:: Data section
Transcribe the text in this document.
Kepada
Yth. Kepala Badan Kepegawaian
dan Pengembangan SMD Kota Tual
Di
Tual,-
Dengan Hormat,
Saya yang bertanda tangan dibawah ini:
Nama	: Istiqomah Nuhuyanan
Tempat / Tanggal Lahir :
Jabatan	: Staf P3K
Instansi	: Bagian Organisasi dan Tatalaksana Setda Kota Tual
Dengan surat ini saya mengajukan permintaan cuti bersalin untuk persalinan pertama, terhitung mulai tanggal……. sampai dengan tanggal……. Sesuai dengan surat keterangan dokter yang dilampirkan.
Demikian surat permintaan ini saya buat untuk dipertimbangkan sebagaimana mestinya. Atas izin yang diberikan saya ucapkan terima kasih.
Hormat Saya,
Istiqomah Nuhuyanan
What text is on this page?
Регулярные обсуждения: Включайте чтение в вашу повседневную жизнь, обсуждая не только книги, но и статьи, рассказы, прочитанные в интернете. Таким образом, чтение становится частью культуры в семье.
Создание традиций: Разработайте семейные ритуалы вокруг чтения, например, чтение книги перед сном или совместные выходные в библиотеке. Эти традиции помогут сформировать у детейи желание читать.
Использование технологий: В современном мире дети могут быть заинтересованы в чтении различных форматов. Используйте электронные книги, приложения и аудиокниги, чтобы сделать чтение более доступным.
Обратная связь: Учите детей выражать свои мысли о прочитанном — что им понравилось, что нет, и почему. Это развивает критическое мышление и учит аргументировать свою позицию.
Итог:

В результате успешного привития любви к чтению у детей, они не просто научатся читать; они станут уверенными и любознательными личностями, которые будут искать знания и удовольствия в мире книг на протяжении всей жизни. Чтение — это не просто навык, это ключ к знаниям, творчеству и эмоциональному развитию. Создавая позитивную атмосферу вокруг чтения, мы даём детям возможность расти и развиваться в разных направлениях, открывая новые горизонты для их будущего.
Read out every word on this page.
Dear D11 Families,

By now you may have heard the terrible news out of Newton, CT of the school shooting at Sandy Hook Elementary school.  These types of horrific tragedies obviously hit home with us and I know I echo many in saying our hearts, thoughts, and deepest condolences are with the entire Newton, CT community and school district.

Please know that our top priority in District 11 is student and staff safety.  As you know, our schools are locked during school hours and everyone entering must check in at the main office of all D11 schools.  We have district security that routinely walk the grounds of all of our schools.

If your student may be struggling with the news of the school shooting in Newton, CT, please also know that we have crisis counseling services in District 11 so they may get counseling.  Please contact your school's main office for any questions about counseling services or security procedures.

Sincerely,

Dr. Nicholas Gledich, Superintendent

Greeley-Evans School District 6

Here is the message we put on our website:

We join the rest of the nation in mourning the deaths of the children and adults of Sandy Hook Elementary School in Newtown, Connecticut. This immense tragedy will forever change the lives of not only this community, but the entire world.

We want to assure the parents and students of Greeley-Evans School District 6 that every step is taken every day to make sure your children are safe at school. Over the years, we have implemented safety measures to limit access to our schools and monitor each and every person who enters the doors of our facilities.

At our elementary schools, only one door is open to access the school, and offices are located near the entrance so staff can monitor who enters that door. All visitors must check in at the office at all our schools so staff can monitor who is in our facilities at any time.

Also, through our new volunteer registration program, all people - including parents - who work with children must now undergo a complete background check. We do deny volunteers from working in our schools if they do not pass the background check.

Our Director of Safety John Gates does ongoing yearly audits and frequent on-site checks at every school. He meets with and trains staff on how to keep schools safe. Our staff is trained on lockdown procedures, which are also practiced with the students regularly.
::::
» **Objective**:
Copy out every line where the word "Tual" occurs.

» **Task response**:
dan Pengembangan SMD Kota Tual
Tual,-
Instansi	: Bagian Organisasi dan Tatalaksana Setda Kota Tual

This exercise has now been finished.